◆ WHAT NEEDS TO BE DONE
Show each line that has the string "column" in it.

(Stored data entries)

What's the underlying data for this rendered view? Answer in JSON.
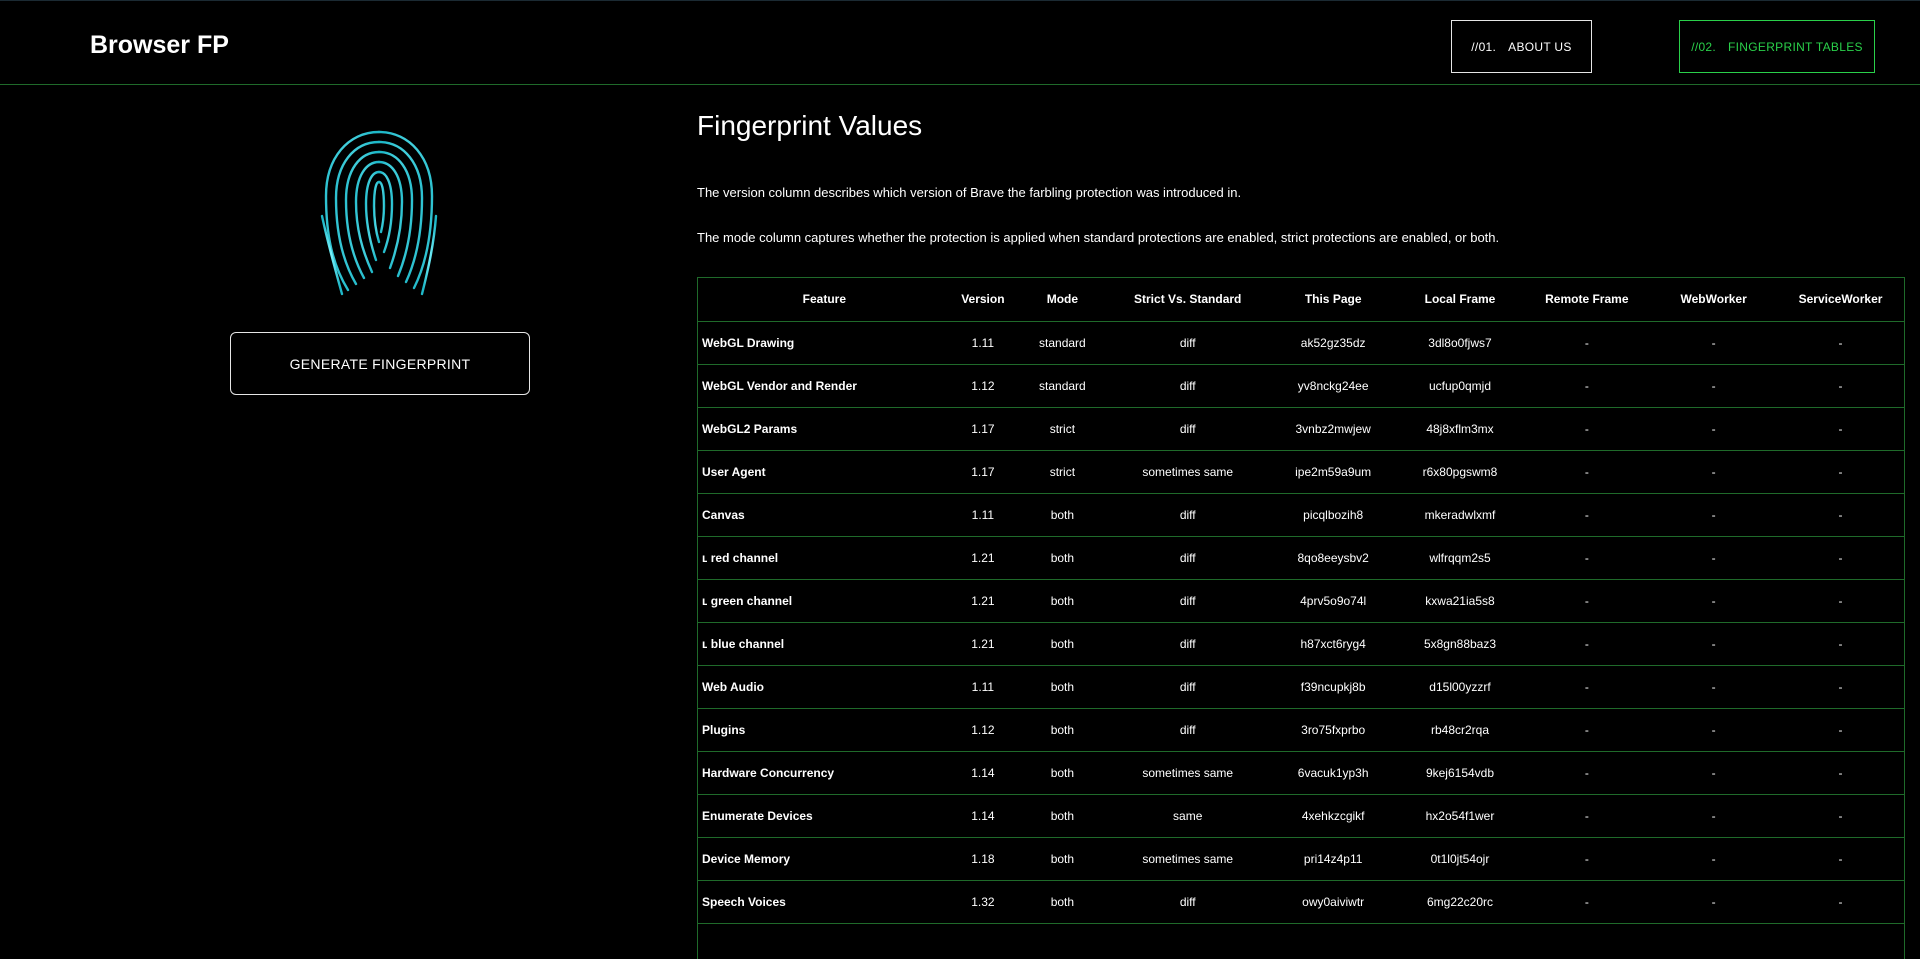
{
  "header": {
    "brand": "Browser FP",
    "nav": [
      {
        "num": "//01.",
        "label": "ABOUT US"
      },
      {
        "num": "//02.",
        "label": "FINGERPRINT TABLES"
      }
    ],
    "accent_color": "#2ad04a"
  },
  "sidebar": {
    "image": "fingerprint-icon",
    "generate_label": "GENERATE FINGERPRINT"
  },
  "main": {
    "title": "Fingerprint Values",
    "desc1": "The version column describes which version of Brave the farbling protection was introduced in.",
    "desc2": "The mode column captures whether the protection is applied when standard protections are enabled, strict protections are enabled, or both."
  },
  "table": {
    "headers": [
      "Feature",
      "Version",
      "Mode",
      "Strict Vs. Standard",
      "This Page",
      "Local Frame",
      "Remote Frame",
      "WebWorker",
      "ServiceWorker"
    ],
    "rows": [
      [
        "WebGL Drawing",
        "1.11",
        "standard",
        "diff",
        "ak52gz35dz",
        "3dl8o0fjws7",
        "-",
        "-",
        "-"
      ],
      [
        "WebGL Vendor and Render",
        "1.12",
        "standard",
        "diff",
        "yv8nckg24ee",
        "ucfup0qmjd",
        "-",
        "-",
        "-"
      ],
      [
        "WebGL2 Params",
        "1.17",
        "strict",
        "diff",
        "3vnbz2mwjew",
        "48j8xflm3mx",
        "-",
        "-",
        "-"
      ],
      [
        "User Agent",
        "1.17",
        "strict",
        "sometimes same",
        "ipe2m59a9um",
        "r6x80pgswm8",
        "-",
        "-",
        "-"
      ],
      [
        "Canvas",
        "1.11",
        "both",
        "diff",
        "picqlbozih8",
        "mkeradwlxmf",
        "-",
        "-",
        "-"
      ],
      [
        "ʟ red channel",
        "1.21",
        "both",
        "diff",
        "8qo8eeysbv2",
        "wlfrqqm2s5",
        "-",
        "-",
        "-"
      ],
      [
        "ʟ green channel",
        "1.21",
        "both",
        "diff",
        "4prv5o9o74l",
        "kxwa21ia5s8",
        "-",
        "-",
        "-"
      ],
      [
        "ʟ blue channel",
        "1.21",
        "both",
        "diff",
        "h87xct6ryg4",
        "5x8gn88baz3",
        "-",
        "-",
        "-"
      ],
      [
        "Web Audio",
        "1.11",
        "both",
        "diff",
        "f39ncupkj8b",
        "d15l00yzzrf",
        "-",
        "-",
        "-"
      ],
      [
        "Plugins",
        "1.12",
        "both",
        "diff",
        "3ro75fxprbo",
        "rb48cr2rqa",
        "-",
        "-",
        "-"
      ],
      [
        "Hardware Concurrency",
        "1.14",
        "both",
        "sometimes same",
        "6vacuk1yp3h",
        "9kej6154vdb",
        "-",
        "-",
        "-"
      ],
      [
        "Enumerate Devices",
        "1.14",
        "both",
        "same",
        "4xehkzcgikf",
        "hx2o54f1wer",
        "-",
        "-",
        "-"
      ],
      [
        "Device Memory",
        "1.18",
        "both",
        "sometimes same",
        "pri14z4p11",
        "0t1l0jt54ojr",
        "-",
        "-",
        "-"
      ],
      [
        "Speech Voices",
        "1.32",
        "both",
        "diff",
        "owy0aiviwtr",
        "6mg22c20rc",
        "-",
        "-",
        "-"
      ]
    ]
  }
}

◆ CORRECT RESPONSE
    "desc1": "The version column describes which version of Brave the farbling protection was introduced in.",
    "desc2": "The mode column captures whether the protection is applied when standard protections are enabled, strict protections are enabled, or both."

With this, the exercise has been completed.